SET TASK ::
Print the whole listing exactly.
━━━━━ PROVIDED DATA
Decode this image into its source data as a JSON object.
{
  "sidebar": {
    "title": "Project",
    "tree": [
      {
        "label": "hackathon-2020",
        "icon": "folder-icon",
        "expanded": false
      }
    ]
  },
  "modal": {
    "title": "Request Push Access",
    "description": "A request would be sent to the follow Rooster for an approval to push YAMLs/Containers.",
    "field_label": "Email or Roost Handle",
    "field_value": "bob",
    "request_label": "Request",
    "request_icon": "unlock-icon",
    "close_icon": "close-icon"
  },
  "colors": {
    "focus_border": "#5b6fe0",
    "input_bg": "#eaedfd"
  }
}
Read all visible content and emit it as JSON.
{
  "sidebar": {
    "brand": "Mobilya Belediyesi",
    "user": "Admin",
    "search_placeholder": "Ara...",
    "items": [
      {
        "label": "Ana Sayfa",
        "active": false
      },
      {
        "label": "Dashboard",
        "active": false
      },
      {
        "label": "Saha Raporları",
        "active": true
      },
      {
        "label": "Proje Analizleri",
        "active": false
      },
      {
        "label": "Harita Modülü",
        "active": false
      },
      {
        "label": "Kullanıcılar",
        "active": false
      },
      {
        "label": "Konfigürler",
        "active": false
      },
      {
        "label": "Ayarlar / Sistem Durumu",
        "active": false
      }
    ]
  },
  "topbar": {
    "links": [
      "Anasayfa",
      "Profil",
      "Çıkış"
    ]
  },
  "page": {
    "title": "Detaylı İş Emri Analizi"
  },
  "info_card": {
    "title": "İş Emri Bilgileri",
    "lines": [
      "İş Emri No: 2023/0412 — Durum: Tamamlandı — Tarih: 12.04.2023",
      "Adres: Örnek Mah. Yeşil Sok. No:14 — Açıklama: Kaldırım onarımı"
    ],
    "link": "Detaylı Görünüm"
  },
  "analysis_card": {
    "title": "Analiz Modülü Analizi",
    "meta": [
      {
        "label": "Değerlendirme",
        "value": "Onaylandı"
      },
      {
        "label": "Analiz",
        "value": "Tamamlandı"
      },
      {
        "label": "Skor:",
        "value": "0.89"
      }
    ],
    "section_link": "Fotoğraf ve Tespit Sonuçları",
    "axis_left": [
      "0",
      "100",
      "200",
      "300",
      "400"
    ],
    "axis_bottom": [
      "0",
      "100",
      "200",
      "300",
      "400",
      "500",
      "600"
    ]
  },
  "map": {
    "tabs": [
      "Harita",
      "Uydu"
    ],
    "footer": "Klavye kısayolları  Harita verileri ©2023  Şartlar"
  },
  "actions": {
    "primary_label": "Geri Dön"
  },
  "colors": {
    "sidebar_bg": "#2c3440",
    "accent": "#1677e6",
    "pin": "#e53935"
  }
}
━━━━━━━━━━
REPLY ::
Decode this image into its source data as a JSON object.
{
  "sidebar": {
    "title": "Project",
    "tree": [
      {
        "label": "hackathon-2020",
        "icon": "folder-icon",
        "expanded": false
      }
    ]
  },
  "modal": {
    "title": "Request Push Access",
    "description": "A request would be sent to the follow Rooster for an approval to push YAMLs/Containers.",
    "field_label": "Email or Roost Handle",
    "field_value": "bob",
    "request_label": "Request",
    "request_icon": "unlock-icon",
    "close_icon": "close-icon"
  },
  "colors": {
    "focus_border": "#5b6fe0",
    "input_bg": "#eaedfd"
  }
}
Read all visible content and emit it as JSON.
{
  "sidebar": {
    "brand": "Mobilya Belediyesi",
    "user": "Admin",
    "search_placeholder": "Ara...",
    "items": [
      {
        "label": "Ana Sayfa",
        "active": false
      },
      {
        "label": "Dashboard",
        "active": false
      },
      {
        "label": "Saha Raporları",
        "active": true
      },
      {
        "label": "Proje Analizleri",
        "active": false
      },
      {
        "label": "Harita Modülü",
        "active": false
      },
      {
        "label": "Kullanıcılar",
        "active": false
      },
      {
        "label": "Konfigürler",
        "active": false
      },
      {
        "label": "Ayarlar / Sistem Durumu",
        "active": false
      }
    ]
  },
  "topbar": {
    "links": [
      "Anasayfa",
      "Profil",
      "Çıkış"
    ]
  },
  "page": {
    "title": "Detaylı İş Emri Analizi"
  },
  "info_card": {
    "title": "İş Emri Bilgileri",
    "lines": [
      "İş Emri No: 2023/0412 — Durum: Tamamlandı — Tarih: 12.04.2023",
      "Adres: Örnek Mah. Yeşil Sok. No:14 — Açıklama: Kaldırım onarımı"
    ],
    "link": "Detaylı Görünüm"
  },
  "analysis_card": {
    "title": "Analiz Modülü Analizi",
    "meta": [
      {
        "label": "Değerlendirme",
        "value": "Onaylandı"
      },
      {
        "label": "Analiz",
        "value": "Tamamlandı"
      },
      {
        "label": "Skor:",
        "value": "0.89"
      }
    ],
    "section_link": "Fotoğraf ve Tespit Sonuçları",
    "axis_left": [
      "0",
      "100",
      "200",
      "300",
      "400"
    ],
    "axis_bottom": [
      "0",
      "100",
      "200",
      "300",
      "400",
      "500",
      "600"
    ]
  },
  "map": {
    "tabs": [
      "Harita",
      "Uydu"
    ],
    "footer": "Klavye kısayolları  Harita verileri ©2023  Şartlar"
  },
  "actions": {
    "primary_label": "Geri Dön"
  },
  "colors": {
    "sidebar_bg": "#2c3440",
    "accent": "#1677e6",
    "pin": "#e53935"
  }
}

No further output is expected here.